┌─ Exercise inputs

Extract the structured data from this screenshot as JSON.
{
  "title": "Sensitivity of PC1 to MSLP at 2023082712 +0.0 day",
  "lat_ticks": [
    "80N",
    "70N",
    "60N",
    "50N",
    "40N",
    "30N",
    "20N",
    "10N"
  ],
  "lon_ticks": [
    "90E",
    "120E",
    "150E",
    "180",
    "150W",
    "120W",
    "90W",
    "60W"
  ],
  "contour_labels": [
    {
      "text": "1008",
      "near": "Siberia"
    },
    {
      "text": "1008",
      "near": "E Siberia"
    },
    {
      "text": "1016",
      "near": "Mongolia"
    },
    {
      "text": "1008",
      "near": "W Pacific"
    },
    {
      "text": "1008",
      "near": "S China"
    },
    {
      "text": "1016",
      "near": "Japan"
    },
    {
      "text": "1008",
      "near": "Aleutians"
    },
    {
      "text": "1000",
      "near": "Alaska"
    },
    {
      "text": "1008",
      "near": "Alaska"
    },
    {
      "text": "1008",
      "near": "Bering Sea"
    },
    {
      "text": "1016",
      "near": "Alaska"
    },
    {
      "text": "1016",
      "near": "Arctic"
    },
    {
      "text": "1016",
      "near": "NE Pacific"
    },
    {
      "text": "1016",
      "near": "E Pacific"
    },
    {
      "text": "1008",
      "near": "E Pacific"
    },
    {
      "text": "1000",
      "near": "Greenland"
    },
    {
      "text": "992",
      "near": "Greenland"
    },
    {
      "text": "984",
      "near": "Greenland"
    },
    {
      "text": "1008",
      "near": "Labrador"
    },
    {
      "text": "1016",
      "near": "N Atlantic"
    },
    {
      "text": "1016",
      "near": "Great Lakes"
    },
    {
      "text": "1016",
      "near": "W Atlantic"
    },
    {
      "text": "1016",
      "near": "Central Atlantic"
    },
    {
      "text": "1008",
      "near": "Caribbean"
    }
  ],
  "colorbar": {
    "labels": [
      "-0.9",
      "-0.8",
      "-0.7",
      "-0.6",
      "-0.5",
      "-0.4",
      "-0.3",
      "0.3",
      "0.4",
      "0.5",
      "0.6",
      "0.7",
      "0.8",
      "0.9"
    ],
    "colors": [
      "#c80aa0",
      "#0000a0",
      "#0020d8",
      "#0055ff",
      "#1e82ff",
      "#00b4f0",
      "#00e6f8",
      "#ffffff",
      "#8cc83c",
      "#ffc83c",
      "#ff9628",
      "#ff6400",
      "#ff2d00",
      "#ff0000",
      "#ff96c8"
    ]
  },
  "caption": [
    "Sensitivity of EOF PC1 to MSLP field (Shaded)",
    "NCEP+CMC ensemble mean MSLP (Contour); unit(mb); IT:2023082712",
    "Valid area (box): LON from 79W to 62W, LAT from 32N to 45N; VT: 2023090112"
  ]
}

└─
┌─ Exercise inputs

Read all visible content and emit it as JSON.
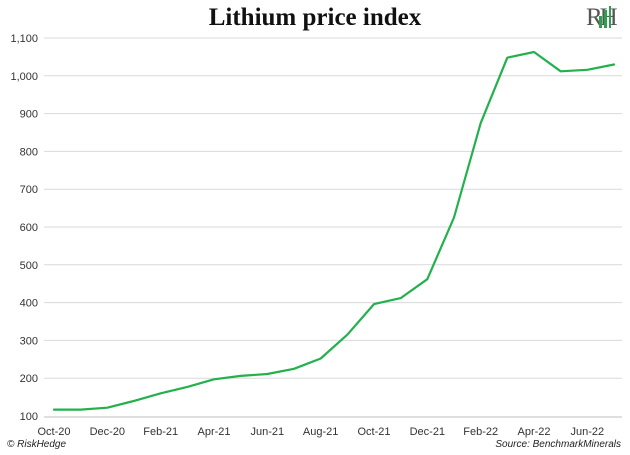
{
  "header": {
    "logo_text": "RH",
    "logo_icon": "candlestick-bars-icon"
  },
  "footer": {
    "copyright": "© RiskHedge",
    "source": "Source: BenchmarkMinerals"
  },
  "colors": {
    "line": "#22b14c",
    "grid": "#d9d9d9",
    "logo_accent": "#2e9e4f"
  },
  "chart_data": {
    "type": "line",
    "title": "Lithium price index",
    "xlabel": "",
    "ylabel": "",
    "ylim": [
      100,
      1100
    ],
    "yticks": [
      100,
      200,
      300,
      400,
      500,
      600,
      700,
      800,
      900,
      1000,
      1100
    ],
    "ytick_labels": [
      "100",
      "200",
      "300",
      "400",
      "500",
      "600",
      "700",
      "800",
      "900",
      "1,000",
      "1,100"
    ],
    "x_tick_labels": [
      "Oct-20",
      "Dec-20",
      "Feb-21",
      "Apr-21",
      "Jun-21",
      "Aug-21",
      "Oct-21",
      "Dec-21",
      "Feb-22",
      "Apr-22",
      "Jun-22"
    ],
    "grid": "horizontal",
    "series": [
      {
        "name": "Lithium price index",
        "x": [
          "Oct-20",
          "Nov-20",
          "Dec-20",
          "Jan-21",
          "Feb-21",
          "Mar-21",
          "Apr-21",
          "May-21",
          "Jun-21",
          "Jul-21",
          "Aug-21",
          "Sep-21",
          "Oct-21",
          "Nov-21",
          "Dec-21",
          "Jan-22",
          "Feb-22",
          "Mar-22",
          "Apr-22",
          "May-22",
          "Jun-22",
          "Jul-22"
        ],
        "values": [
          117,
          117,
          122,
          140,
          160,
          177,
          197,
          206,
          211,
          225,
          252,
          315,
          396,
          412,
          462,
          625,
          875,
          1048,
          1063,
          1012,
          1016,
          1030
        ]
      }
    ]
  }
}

└─

Aim: Pick out the lines containing the string "Pacific".

Exercise solution:
      "near": "W Pacific"
      "near": "NE Pacific"
      "near": "E Pacific"
      "near": "E Pacific"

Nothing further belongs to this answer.